__Aim of the task__:
Read through the entries below and return each line with the word "chức".

__Given records__:
========================================
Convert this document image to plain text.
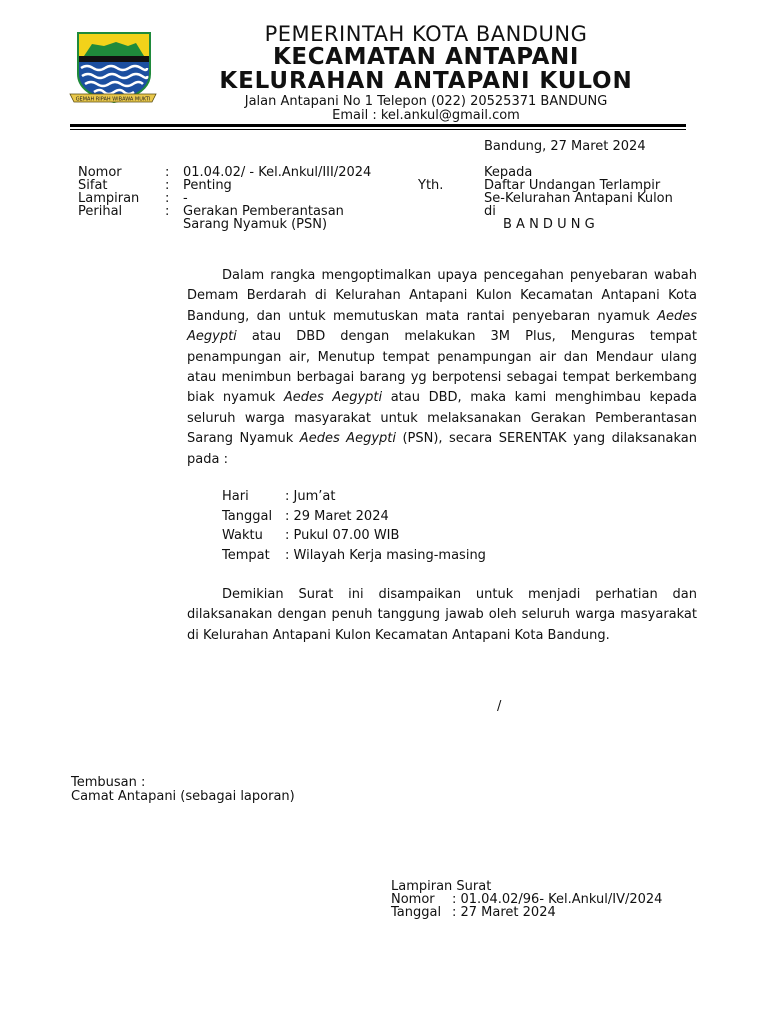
GEMAH RIPAH WIBAWA MUKTI
PEMERINTAH KOTA BANDUNG
KECAMATAN ANTAPANI
KELURAHAN ANTAPANI KULON
Jalan Antapani No 1 Telepon (022) 20525371 BANDUNG
Email : kel.ankul@gmail.com
Bandung, 27 Maret 2024
Nomor	:	01.04.02/ - Kel.Ankul/III/2024
Sifat	:	Penting
Lampiran	:	-
Perihal	:	Gerakan Pemberantasan
		Sarang Nyamuk (PSN)
Yth.
Kepada
Daftar Undangan Terlampir
Se-Kelurahan Antapani Kulon
di
B A N D U N G
Dalam rangka mengoptimalkan upaya pencegahan penyebaran wabah Demam Berdarah di Kelurahan Antapani Kulon Kecamatan Antapani Kota Bandung, dan untuk memutuskan mata rantai penyebaran nyamuk Aedes Aegypti atau DBD dengan melakukan 3M Plus, Menguras tempat penampungan air, Menutup tempat penampungan air dan Mendaur ulang atau menimbun berbagai barang yg berpotensi sebagai tempat berkembang biak nyamuk Aedes Aegypti atau DBD, maka kami menghimbau kepada seluruh warga masyarakat untuk melaksanakan Gerakan Pemberantasan Sarang Nyamuk Aedes Aegypti (PSN), secara SERENTAK yang dilaksanakan pada :
Hari	: Jum’at
Tanggal	: 29 Maret 2024
Waktu	: Pukul 07.00 WIB
Tempat	: Wilayah Kerja masing-masing
Demikian Surat ini disampaikan untuk menjadi perhatian dan dilaksanakan dengan penuh tanggung jawab oleh seluruh warga masyarakat di Kelurahan Antapani Kulon Kecamatan Antapani Kota Bandung.
/
Tembusan :
Camat Antapani (sebagai laporan)
Lampiran Surat
Nomor	: 01.04.02/96- Kel.Ankul/IV/2024
Tanggal	: 27 Maret 2024
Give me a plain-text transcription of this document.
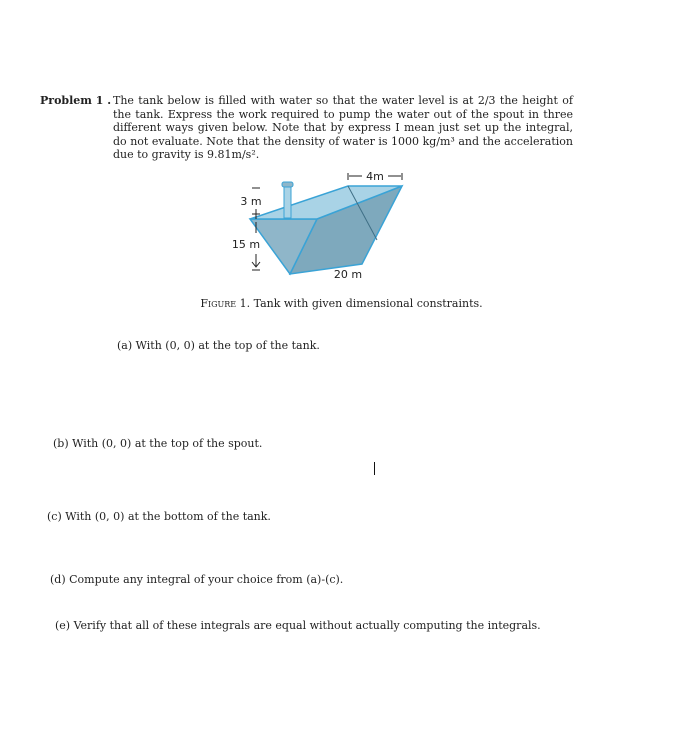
Problem 1 . The tank below is filled with water so that the water level is at 2/3 the height of the tank. Express the work required to pump the water out of the spout in three different ways given below. Note that by express I mean just set up the integral, do not evaluate. Note that the density of water is 1000 kg/m³ and the acceleration due to gravity is 9.81m/s².
4m
3 m
15 m
20 m
Figure 1. Tank with given dimensional constraints.
(a) With (0, 0) at the top of the tank.
(b) With (0, 0) at the top of the spout.
(c) With (0, 0) at the bottom of the tank.
(d) Compute any integral of your choice from (a)-(c).
(e) Verify that all of these integrals are equal without actually computing the integrals.
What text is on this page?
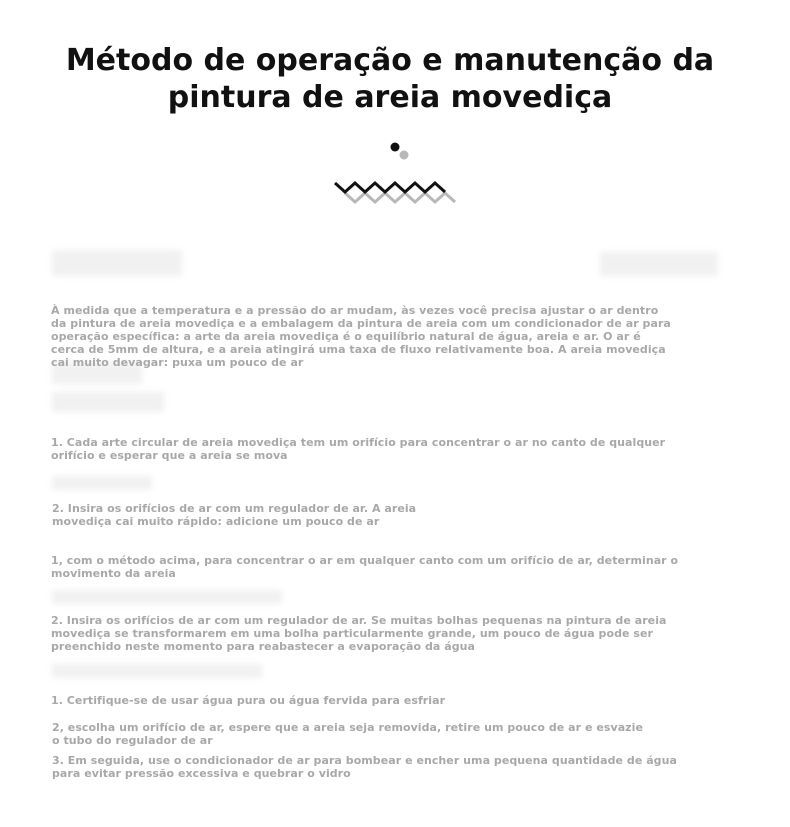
Método de operação e manutenção da pintura de areia movediça
À medida que a temperatura e a pressão do ar mudam, às vezes você precisa ajustar o ar dentro da pintura de areia movediça e a embalagem da pintura de areia com um condicionador de ar para operação específica: a arte da areia movediça é o equilíbrio natural de água, areia e ar. O ar é cerca de 5mm de altura, e a areia atingirá uma taxa de fluxo relativamente boa. A areia movediça cai muito devagar: puxa um pouco de ar
1. Cada arte circular de areia movediça tem um orifício para concentrar o ar no canto de qualquer orifício e esperar que a areia se mova
2. Insira os orifícios de ar com um regulador de ar. A areia movediça cai muito rápido: adicione um pouco de ar
1, com o método acima, para concentrar o ar em qualquer canto com um orifício de ar, determinar o movimento da areia
2. Insira os orifícios de ar com um regulador de ar. Se muitas bolhas pequenas na pintura de areia movediça se transformarem em uma bolha particularmente grande, um pouco de água pode ser preenchido neste momento para reabastecer a evaporação da água
1. Certifique-se de usar água pura ou água fervida para esfriar
2, escolha um orifício de ar, espere que a areia seja removida, retire um pouco de ar e esvazie o tubo do regulador de ar
3. Em seguida, use o condicionador de ar para bombear e encher uma pequena quantidade de água para evitar pressão excessiva e quebrar o vidro
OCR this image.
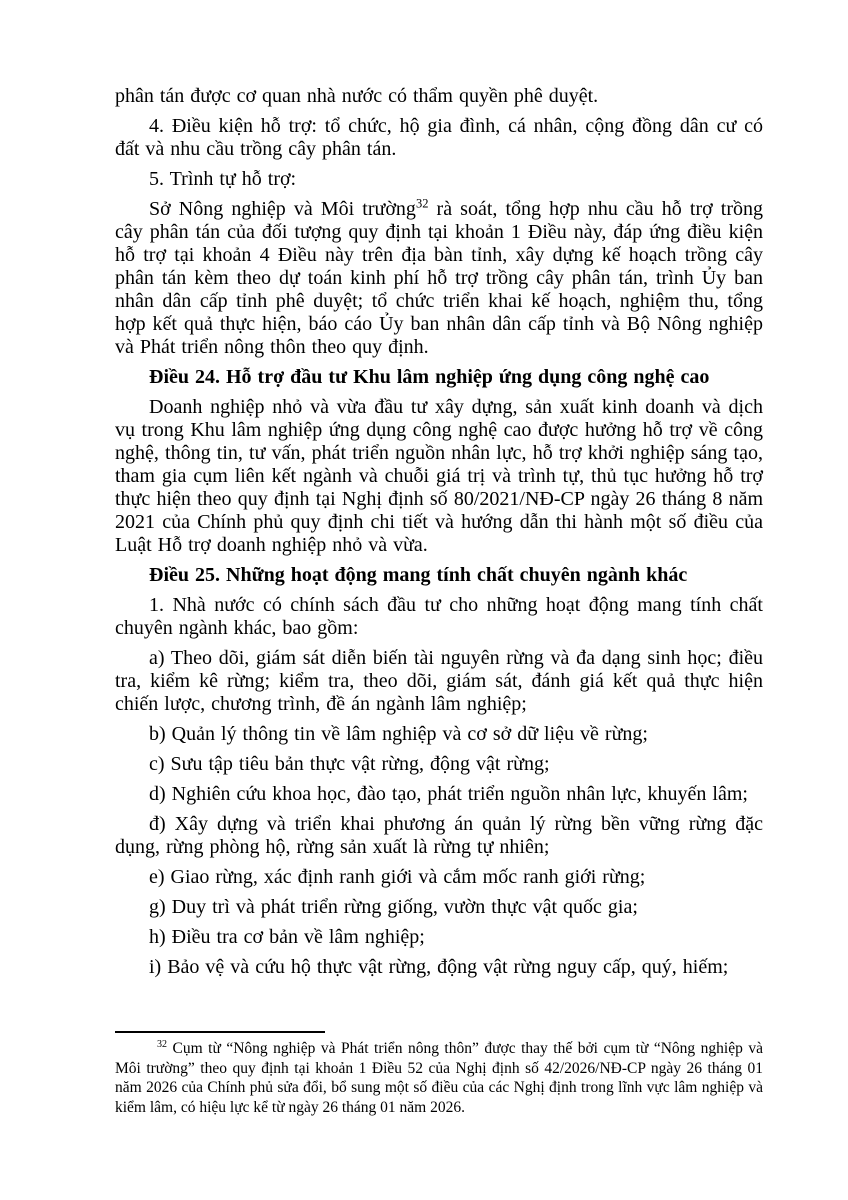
phân tán được cơ quan nhà nước có thẩm quyền phê duyệt.

4. Điều kiện hỗ trợ: tổ chức, hộ gia đình, cá nhân, cộng đồng dân cư có đất và nhu cầu trồng cây phân tán.

5. Trình tự hỗ trợ:

Sở Nông nghiệp và Môi trường$^{32}$ rà soát, tổng hợp nhu cầu hỗ trợ trồng cây phân tán của đối tượng quy định tại khoản 1 Điều này, đáp ứng điều kiện hỗ trợ tại khoản 4 Điều này trên địa bàn tỉnh, xây dựng kế hoạch trồng cây phân tán kèm theo dự toán kinh phí hỗ trợ trồng cây phân tán, trình Ủy ban nhân dân cấp tỉnh phê duyệt; tổ chức triển khai kế hoạch, nghiệm thu, tổng hợp kết quả thực hiện, báo cáo Ủy ban nhân dân cấp tỉnh và Bộ Nông nghiệp và Phát triển nông thôn theo quy định.

Điều 24. Hỗ trợ đầu tư Khu lâm nghiệp ứng dụng công nghệ cao

Doanh nghiệp nhỏ và vừa đầu tư xây dựng, sản xuất kinh doanh và dịch vụ trong Khu lâm nghiệp ứng dụng công nghệ cao được hưởng hỗ trợ về công nghệ, thông tin, tư vấn, phát triển nguồn nhân lực, hỗ trợ khởi nghiệp sáng tạo, tham gia cụm liên kết ngành và chuỗi giá trị và trình tự, thủ tục hưởng hỗ trợ thực hiện theo quy định tại Nghị định số 80/2021/NĐ-CP ngày 26 tháng 8 năm 2021 của Chính phủ quy định chi tiết và hướng dẫn thi hành một số điều của Luật Hỗ trợ doanh nghiệp nhỏ và vừa.

Điều 25. Những hoạt động mang tính chất chuyên ngành khác

1. Nhà nước có chính sách đầu tư cho những hoạt động mang tính chất chuyên ngành khác, bao gồm:

a) Theo dõi, giám sát diễn biến tài nguyên rừng và đa dạng sinh học; điều tra, kiểm kê rừng; kiểm tra, theo dõi, giám sát, đánh giá kết quả thực hiện chiến lược, chương trình, đề án ngành lâm nghiệp;

b) Quản lý thông tin về lâm nghiệp và cơ sở dữ liệu về rừng;

c) Sưu tập tiêu bản thực vật rừng, động vật rừng;

d) Nghiên cứu khoa học, đào tạo, phát triển nguồn nhân lực, khuyến lâm;

đ) Xây dựng và triển khai phương án quản lý rừng bền vững rừng đặc dụng, rừng phòng hộ, rừng sản xuất là rừng tự nhiên;

e) Giao rừng, xác định ranh giới và cắm mốc ranh giới rừng;

g) Duy trì và phát triển rừng giống, vườn thực vật quốc gia;

h) Điều tra cơ bản về lâm nghiệp;

i) Bảo vệ và cứu hộ thực vật rừng, động vật rừng nguy cấp, quý, hiếm;

$^{32}$ Cụm từ “Nông nghiệp và Phát triển nông thôn” được thay thế bởi cụm từ “Nông nghiệp và Môi trường” theo quy định tại khoản 1 Điều 52 của Nghị định số 42/2026/NĐ-CP ngày 26 tháng 01 năm 2026 của Chính phủ sửa đổi, bổ sung một số điều của các Nghị định trong lĩnh vực lâm nghiệp và kiểm lâm, có hiệu lực kể từ ngày 26 tháng 01 năm 2026.
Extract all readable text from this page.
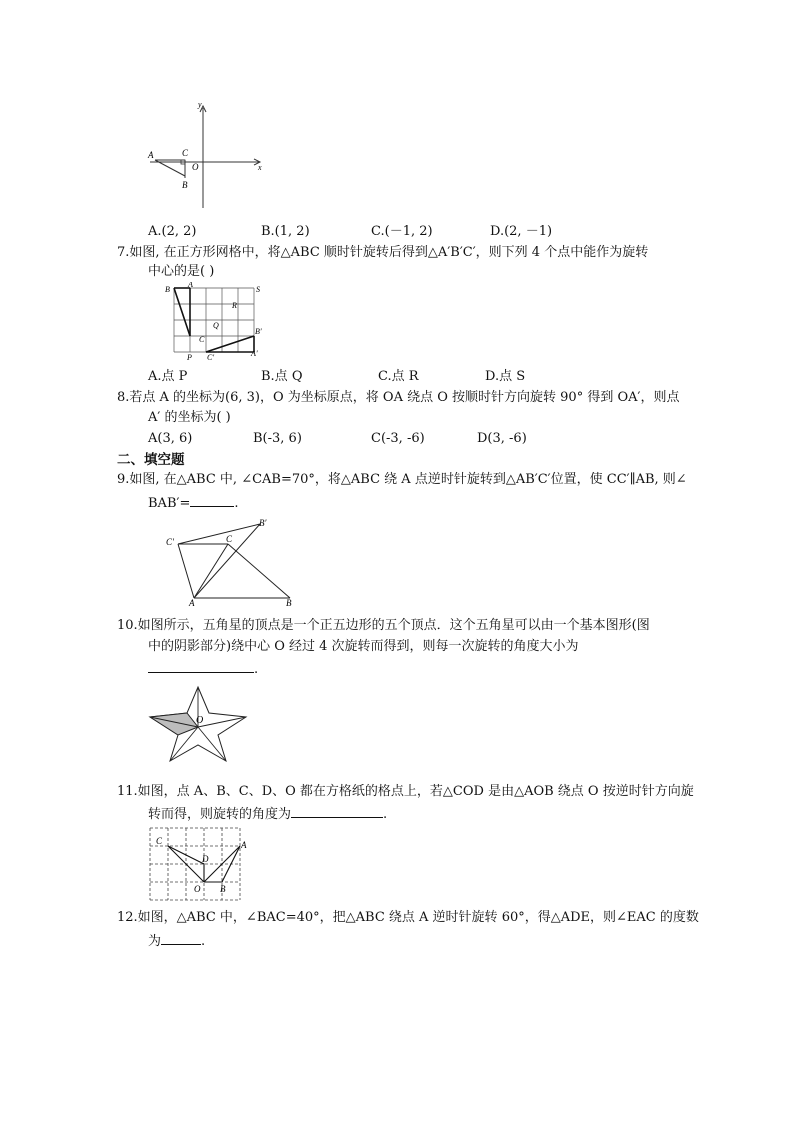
y
x
A	C
O
B
A.(2, 2)	B.(1, 2)	C.(－1, 2)	D.(2, －1)
7.如图, 在正方形网格中，将△ABC 顺时针旋转后得到△A′B′C′，则下列 4 个点中能作为旋转
中心的是( )
B
A
S
R
Q
C
B′
P C′	A′
A.点 P	B.点 Q	C.点 R	D.点 S
8.若点 A 的坐标为(6, 3)，O 为坐标原点，将 OA 绕点 O 按顺时针方向旋转 90° 得到 OA′，则点
A′ 的坐标为( )
A(3, 6)	B(-3, 6)	C(-3, -6)	D(3, -6)
二、填空题
9.如图, 在△ABC 中, ∠CAB=70°，将△ABC 绕 A 点逆时针旋转到△AB′C′位置，使 CC′∥AB, 则∠
BAB′=	.
C′
B′
C
A	B
10.如图所示，五角星的顶点是一个正五边形的五个顶点．这个五角星可以由一个基本图形(图
中的阴影部分)绕中心 O 经过 4 次旋转而得到，则每一次旋转的角度大小为
.
O
11.如图，点 A、B、C、D、O 都在方格纸的格点上，若△COD 是由△AOB 绕点 O 按逆时针方向旋
转而得，则旋转的角度为	.
C
D
A
O B
12.如图，△ABC 中，∠BAC=40°，把△ABC 绕点 A 逆时针旋转 60°，得△ADE，则∠EAC 的度数
为	.
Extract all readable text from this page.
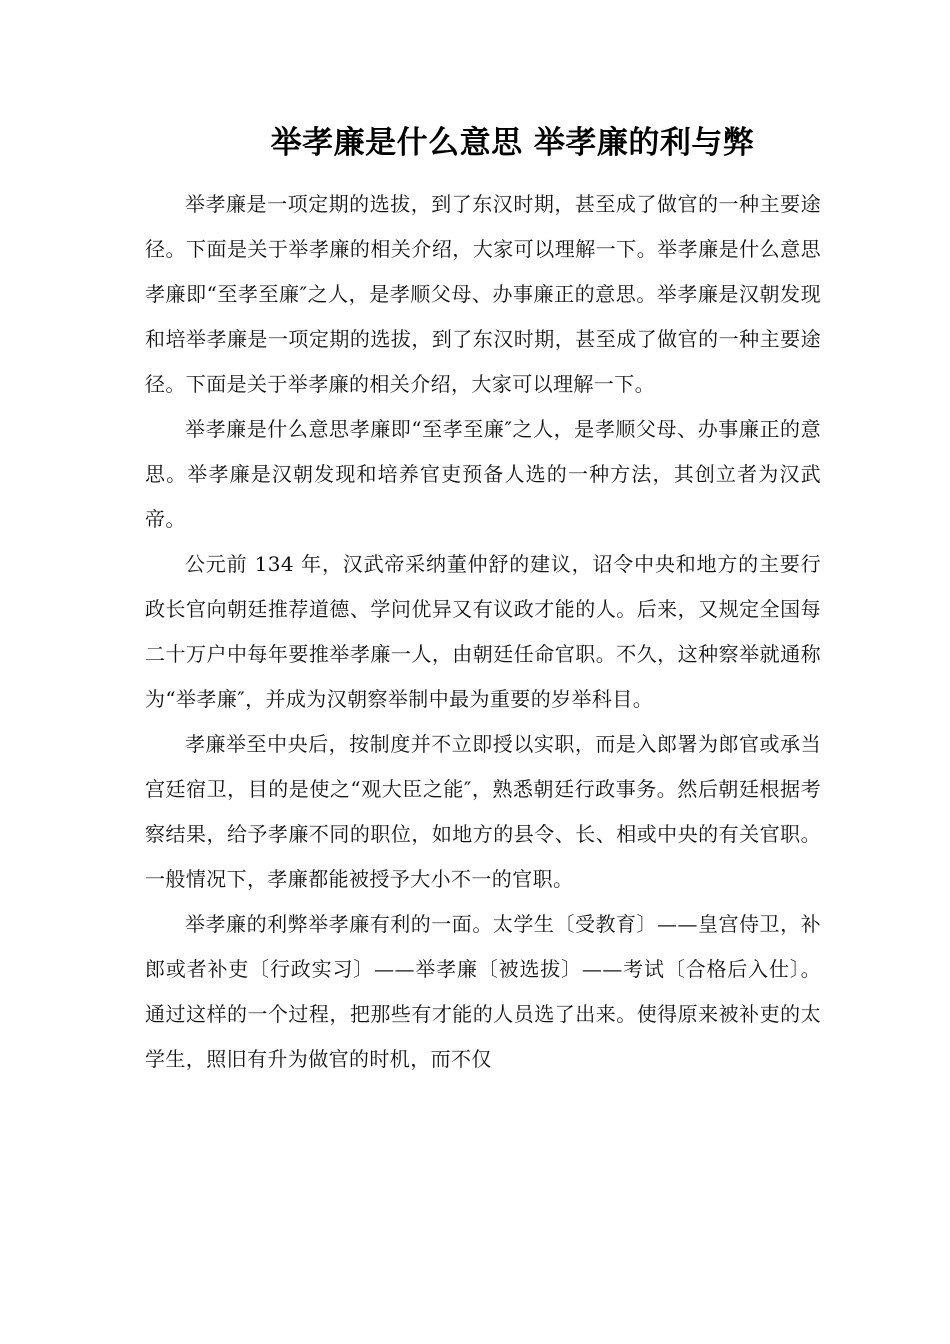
举孝廉是什么意思 举孝廉的利与弊

举孝廉是一项定期的选拔，到了东汉时期，甚至成了做官的一种主要途径。下面是关于举孝廉的相关介绍，大家可以理解一下。举孝廉是什么意思孝廉即“至孝至廉″之人，是孝顺父母、办事廉正的意思。举孝廉是汉朝发现和培举孝廉是一项定期的选拔，到了东汉时期，甚至成了做官的一种主要途径。下面是关于举孝廉的相关介绍，大家可以理解一下。

举孝廉是什么意思孝廉即“至孝至廉″之人，是孝顺父母、办事廉正的意思。举孝廉是汉朝发现和培养官吏预备人选的一种方法，其创立者为汉武帝。

公元前 134 年，汉武帝采纳董仲舒的建议，诏令中央和地方的主要行政长官向朝廷推荐道德、学问优异又有议政才能的人。后来，又规定全国每二十万户中每年要推举孝廉一人，由朝廷任命官职。不久，这种察举就通称为“举孝廉″，并成为汉朝察举制中最为重要的岁举科目。

孝廉举至中央后，按制度并不立即授以实职，而是入郎署为郎官或承当宫廷宿卫，目的是使之“观大臣之能″，熟悉朝廷行政事务。然后朝廷根据考察结果，给予孝廉不同的职位，如地方的县令、长、相或中央的有关官职。一般情况下，孝廉都能被授予大小不一的官职。

举孝廉的利弊举孝廉有利的一面。太学生〔受教育〕——皇宫侍卫，补郎或者补吏〔行政实习〕——举孝廉〔被选拔〕——考试〔合格后入仕〕。通过这样的一个过程，把那些有才能的人员选了出来。使得原来被补吏的太学生，照旧有升为做官的时机，而不仅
========================================
__Task output__:
4. Điều kiện hỗ trợ: tổ chức, hộ gia đình, cá nhân, cộng đồng dân cư có đất và nhu cầu trồng cây phân tán.
Sở Nông nghiệp và Môi trường$^{32}$ rà soát, tổng hợp nhu cầu hỗ trợ trồng cây phân tán của đối tượng quy định tại khoản 1 Điều này, đáp ứng điều kiện hỗ trợ tại khoản 4 Điều này trên địa bàn tỉnh, xây dựng kế hoạch trồng cây phân tán kèm theo dự toán kinh phí hỗ trợ trồng cây phân tán, trình Ủy ban nhân dân cấp tỉnh phê duyệt; tổ chức triển khai kế hoạch, nghiệm thu, tổng hợp kết quả thực hiện, báo cáo Ủy ban nhân dân cấp tỉnh và Bộ Nông nghiệp và Phát triển nông thôn theo quy định.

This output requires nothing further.